**Direction:**
Pictures do not belong in the copy, so please give every entry below again exactly.

**Data extract:**
※ ※ ※

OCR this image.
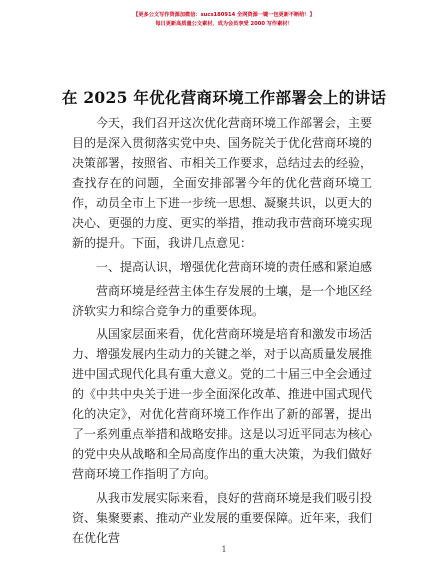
【更多公文写作资源加微信：sucs180914 全网资源一键一包更新不断给！】
每日更新高质量公文素材，成为会员享受 2000 写作素材！
在 2025 年优化营商环境工作部署会上的讲话

今天，我们召开这次优化营商环境工作部署会，主要目的是深入贯彻落实党中央、国务院关于优化营商环境的决策部署，按照省、市相关工作要求，总结过去的经验，查找存在的问题，全面安排部署今年的优化营商环境工作，动员全市上下进一步统一思想、凝聚共识，以更大的决心、更强的力度、更实的举措，推动我市营商环境实现新的提升。下面，我讲几点意见：

一、提高认识，增强优化营商环境的责任感和紧迫感

营商环境是经营主体生存发展的土壤，是一个地区经济软实力和综合竞争力的重要体现。

从国家层面来看，优化营商环境是培育和激发市场活力、增强发展内生动力的关键之举，对于以高质量发展推进中国式现代化具有重大意义。党的二十届三中全会通过的《中共中央关于进一步全面深化改革、推进中国式现代化的决定》，对优化营商环境工作作出了新的部署，提出了一系列重点举措和战略安排。这是以习近平同志为核心的党中央从战略和全局高度作出的重大决策，为我们做好营商环境工作指明了方向。

从我市发展实际来看，良好的营商环境是我们吸引投资、集聚要素、推动产业发展的重要保障。近年来，我们在优化营

1
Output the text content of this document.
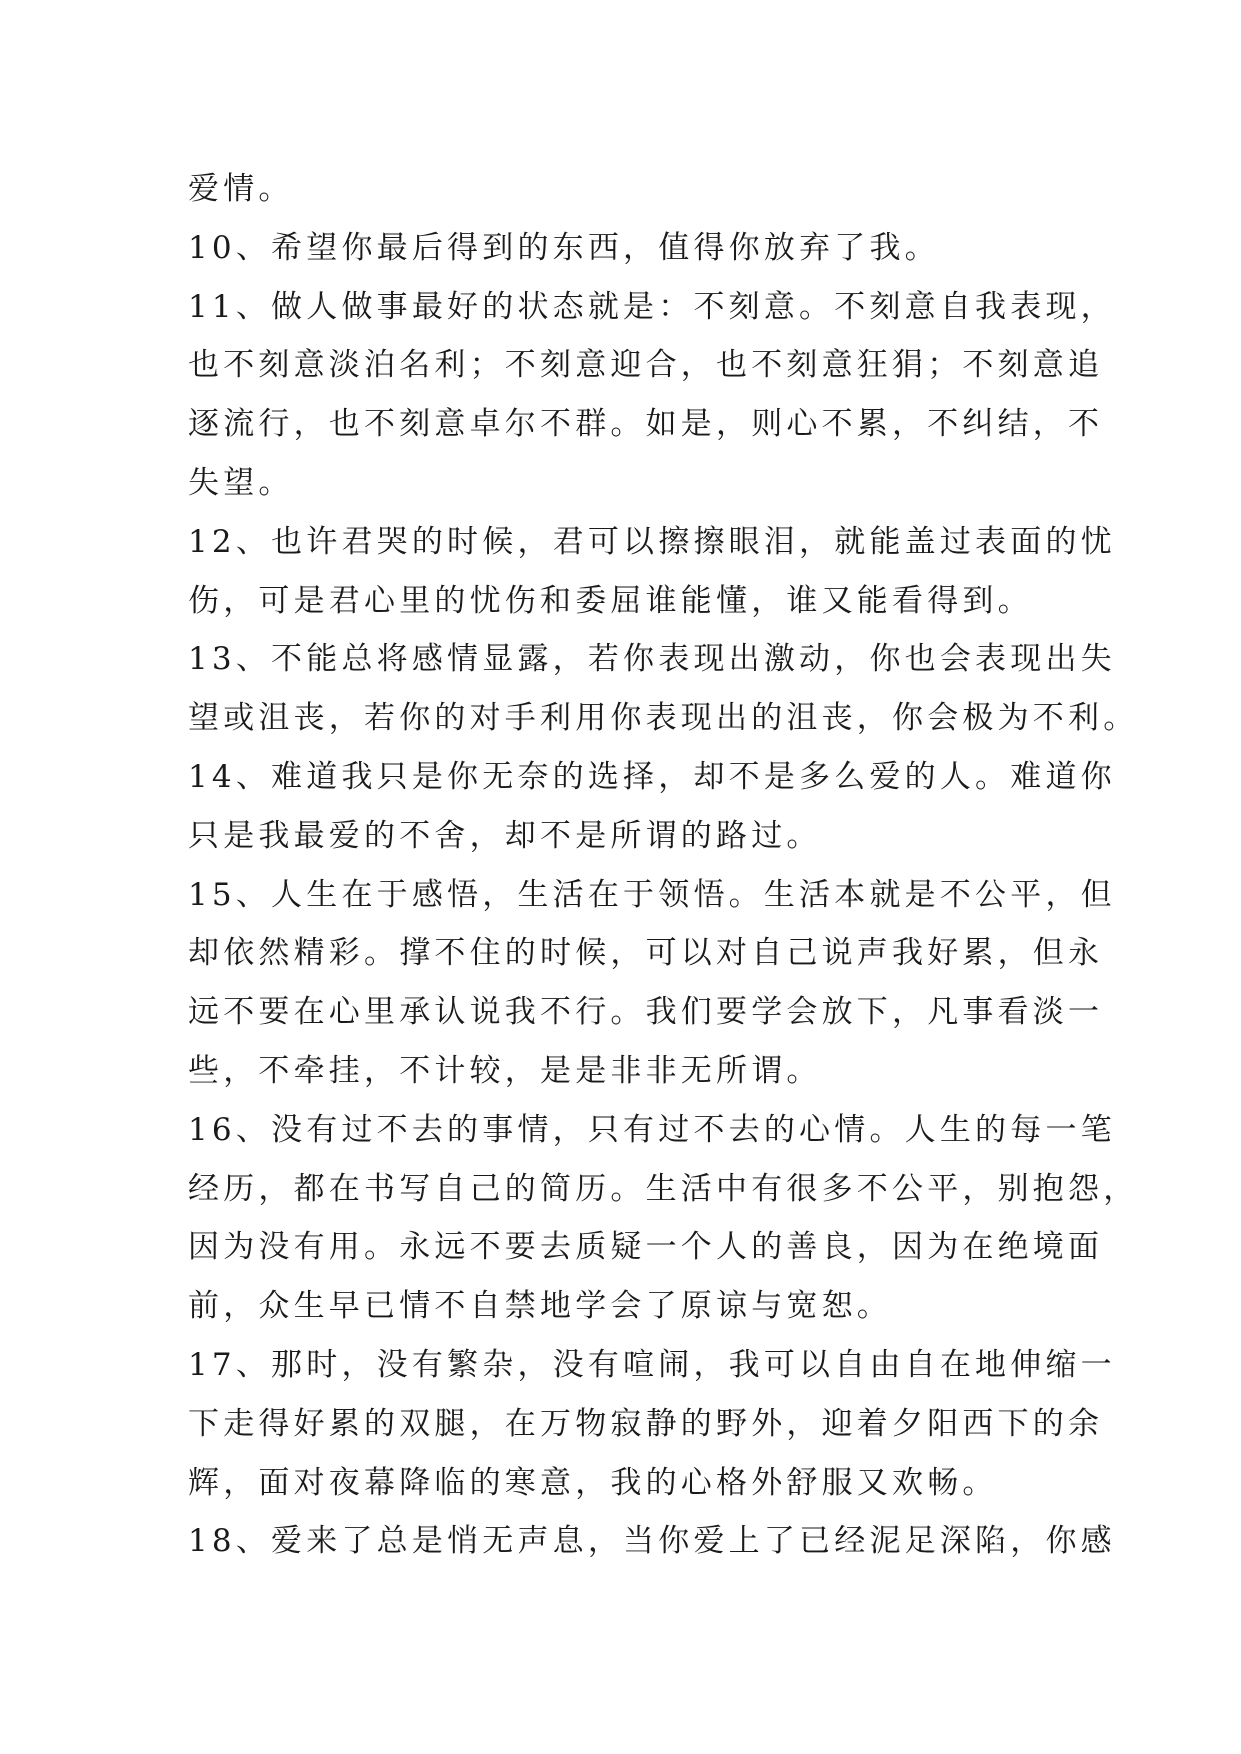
爱情。
10、希望你最后得到的东西，值得你放弃了我。
11、做人做事最好的状态就是：不刻意。不刻意自我表现，
也不刻意淡泊名利；不刻意迎合，也不刻意狂狷；不刻意追
逐流行，也不刻意卓尔不群。如是，则心不累，不纠结，不
失望。
12、也许君哭的时候，君可以擦擦眼泪，就能盖过表面的忧
伤，可是君心里的忧伤和委屈谁能懂，谁又能看得到。
13、不能总将感情显露，若你表现出激动，你也会表现出失
望或沮丧，若你的对手利用你表现出的沮丧，你会极为不利。
14、难道我只是你无奈的选择，却不是多么爱的人。难道你
只是我最爱的不舍，却不是所谓的路过。
15、人生在于感悟，生活在于领悟。生活本就是不公平，但
却依然精彩。撑不住的时候，可以对自己说声我好累，但永
远不要在心里承认说我不行。我们要学会放下，凡事看淡一
些，不牵挂，不计较，是是非非无所谓。
16、没有过不去的事情，只有过不去的心情。人生的每一笔
经历，都在书写自己的简历。生活中有很多不公平，别抱怨，
因为没有用。永远不要去质疑一个人的善良，因为在绝境面
前，众生早已情不自禁地学会了原谅与宽恕。
17、那时，没有繁杂，没有喧闹，我可以自由自在地伸缩一
下走得好累的双腿，在万物寂静的野外，迎着夕阳西下的余
辉，面对夜幕降临的寒意，我的心格外舒服又欢畅。
18、爱来了总是悄无声息，当你爱上了已经泥足深陷，你感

※ ※ ※

**Output for this exercise:**
OCR this image.
【更多公文写作资源加微信：sucs180914 全网资源一键一包更新不断给！】
每日更新高质量公文素材，成为会员享受 2000 写作素材！
在 2025 年优化营商环境工作部署会上的讲话

今天，我们召开这次优化营商环境工作部署会，主要目的是深入贯彻落实党中央、国务院关于优化营商环境的决策部署，按照省、市相关工作要求，总结过去的经验，查找存在的问题，全面安排部署今年的优化营商环境工作，动员全市上下进一步统一思想、凝聚共识，以更大的决心、更强的力度、更实的举措，推动我市营商环境实现新的提升。下面，我讲几点意见：

一、提高认识，增强优化营商环境的责任感和紧迫感

营商环境是经营主体生存发展的土壤，是一个地区经济软实力和综合竞争力的重要体现。

从国家层面来看，优化营商环境是培育和激发市场活力、增强发展内生动力的关键之举，对于以高质量发展推进中国式现代化具有重大意义。党的二十届三中全会通过的《中共中央关于进一步全面深化改革、推进中国式现代化的决定》，对优化营商环境工作作出了新的部署，提出了一系列重点举措和战略安排。这是以习近平同志为核心的党中央从战略和全局高度作出的重大决策，为我们做好营商环境工作指明了方向。

从我市发展实际来看，良好的营商环境是我们吸引投资、集聚要素、推动产业发展的重要保障。近年来，我们在优化营

1
Output the text content of this document.
爱情。
10、希望你最后得到的东西，值得你放弃了我。
11、做人做事最好的状态就是：不刻意。不刻意自我表现，
也不刻意淡泊名利；不刻意迎合，也不刻意狂狷；不刻意追
逐流行，也不刻意卓尔不群。如是，则心不累，不纠结，不
失望。
12、也许君哭的时候，君可以擦擦眼泪，就能盖过表面的忧
伤，可是君心里的忧伤和委屈谁能懂，谁又能看得到。
13、不能总将感情显露，若你表现出激动，你也会表现出失
望或沮丧，若你的对手利用你表现出的沮丧，你会极为不利。
14、难道我只是你无奈的选择，却不是多么爱的人。难道你
只是我最爱的不舍，却不是所谓的路过。
15、人生在于感悟，生活在于领悟。生活本就是不公平，但
却依然精彩。撑不住的时候，可以对自己说声我好累，但永
远不要在心里承认说我不行。我们要学会放下，凡事看淡一
些，不牵挂，不计较，是是非非无所谓。
16、没有过不去的事情，只有过不去的心情。人生的每一笔
经历，都在书写自己的简历。生活中有很多不公平，别抱怨，
因为没有用。永远不要去质疑一个人的善良，因为在绝境面
前，众生早已情不自禁地学会了原谅与宽恕。
17、那时，没有繁杂，没有喧闹，我可以自由自在地伸缩一
下走得好累的双腿，在万物寂静的野外，迎着夕阳西下的余
辉，面对夜幕降临的寒意，我的心格外舒服又欢畅。
18、爱来了总是悄无声息，当你爱上了已经泥足深陷，你感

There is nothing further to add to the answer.